Given data:
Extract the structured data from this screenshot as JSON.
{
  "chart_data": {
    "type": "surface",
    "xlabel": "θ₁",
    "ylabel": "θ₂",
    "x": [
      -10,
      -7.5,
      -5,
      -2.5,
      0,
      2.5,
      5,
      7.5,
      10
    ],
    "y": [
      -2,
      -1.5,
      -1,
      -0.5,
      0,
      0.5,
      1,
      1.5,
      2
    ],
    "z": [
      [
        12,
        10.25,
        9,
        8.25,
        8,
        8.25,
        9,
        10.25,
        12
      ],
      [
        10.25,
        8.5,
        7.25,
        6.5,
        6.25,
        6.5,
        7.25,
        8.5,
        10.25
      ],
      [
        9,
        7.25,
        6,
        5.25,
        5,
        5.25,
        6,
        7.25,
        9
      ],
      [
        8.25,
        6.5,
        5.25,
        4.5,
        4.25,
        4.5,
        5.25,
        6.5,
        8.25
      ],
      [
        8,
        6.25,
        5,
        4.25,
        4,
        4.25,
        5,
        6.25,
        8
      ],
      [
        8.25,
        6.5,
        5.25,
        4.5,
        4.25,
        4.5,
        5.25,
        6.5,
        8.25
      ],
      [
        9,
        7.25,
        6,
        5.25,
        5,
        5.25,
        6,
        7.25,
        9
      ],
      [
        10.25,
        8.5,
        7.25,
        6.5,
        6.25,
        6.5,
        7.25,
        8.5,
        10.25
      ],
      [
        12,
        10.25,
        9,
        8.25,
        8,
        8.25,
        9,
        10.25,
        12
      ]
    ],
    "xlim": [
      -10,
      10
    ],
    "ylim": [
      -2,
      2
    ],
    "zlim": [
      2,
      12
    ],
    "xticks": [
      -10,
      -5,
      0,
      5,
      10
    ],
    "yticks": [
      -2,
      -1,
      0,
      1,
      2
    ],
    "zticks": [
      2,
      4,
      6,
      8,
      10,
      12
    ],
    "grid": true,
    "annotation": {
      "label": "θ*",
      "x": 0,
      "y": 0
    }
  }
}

What you are asked to do: Copy out the data shown above without altering anything.

The response:
Extract the structured data from this screenshot as JSON.
{
  "chart_data": {
    "type": "surface",
    "xlabel": "θ₁",
    "ylabel": "θ₂",
    "x": [
      -10,
      -7.5,
      -5,
      -2.5,
      0,
      2.5,
      5,
      7.5,
      10
    ],
    "y": [
      -2,
      -1.5,
      -1,
      -0.5,
      0,
      0.5,
      1,
      1.5,
      2
    ],
    "z": [
      [
        12,
        10.25,
        9,
        8.25,
        8,
        8.25,
        9,
        10.25,
        12
      ],
      [
        10.25,
        8.5,
        7.25,
        6.5,
        6.25,
        6.5,
        7.25,
        8.5,
        10.25
      ],
      [
        9,
        7.25,
        6,
        5.25,
        5,
        5.25,
        6,
        7.25,
        9
      ],
      [
        8.25,
        6.5,
        5.25,
        4.5,
        4.25,
        4.5,
        5.25,
        6.5,
        8.25
      ],
      [
        8,
        6.25,
        5,
        4.25,
        4,
        4.25,
        5,
        6.25,
        8
      ],
      [
        8.25,
        6.5,
        5.25,
        4.5,
        4.25,
        4.5,
        5.25,
        6.5,
        8.25
      ],
      [
        9,
        7.25,
        6,
        5.25,
        5,
        5.25,
        6,
        7.25,
        9
      ],
      [
        10.25,
        8.5,
        7.25,
        6.5,
        6.25,
        6.5,
        7.25,
        8.5,
        10.25
      ],
      [
        12,
        10.25,
        9,
        8.25,
        8,
        8.25,
        9,
        10.25,
        12
      ]
    ],
    "xlim": [
      -10,
      10
    ],
    "ylim": [
      -2,
      2
    ],
    "zlim": [
      2,
      12
    ],
    "xticks": [
      -10,
      -5,
      0,
      5,
      10
    ],
    "yticks": [
      -2,
      -1,
      0,
      1,
      2
    ],
    "zticks": [
      2,
      4,
      6,
      8,
      10,
      12
    ],
    "grid": true,
    "annotation": {
      "label": "θ*",
      "x": 0,
      "y": 0
    }
  }
}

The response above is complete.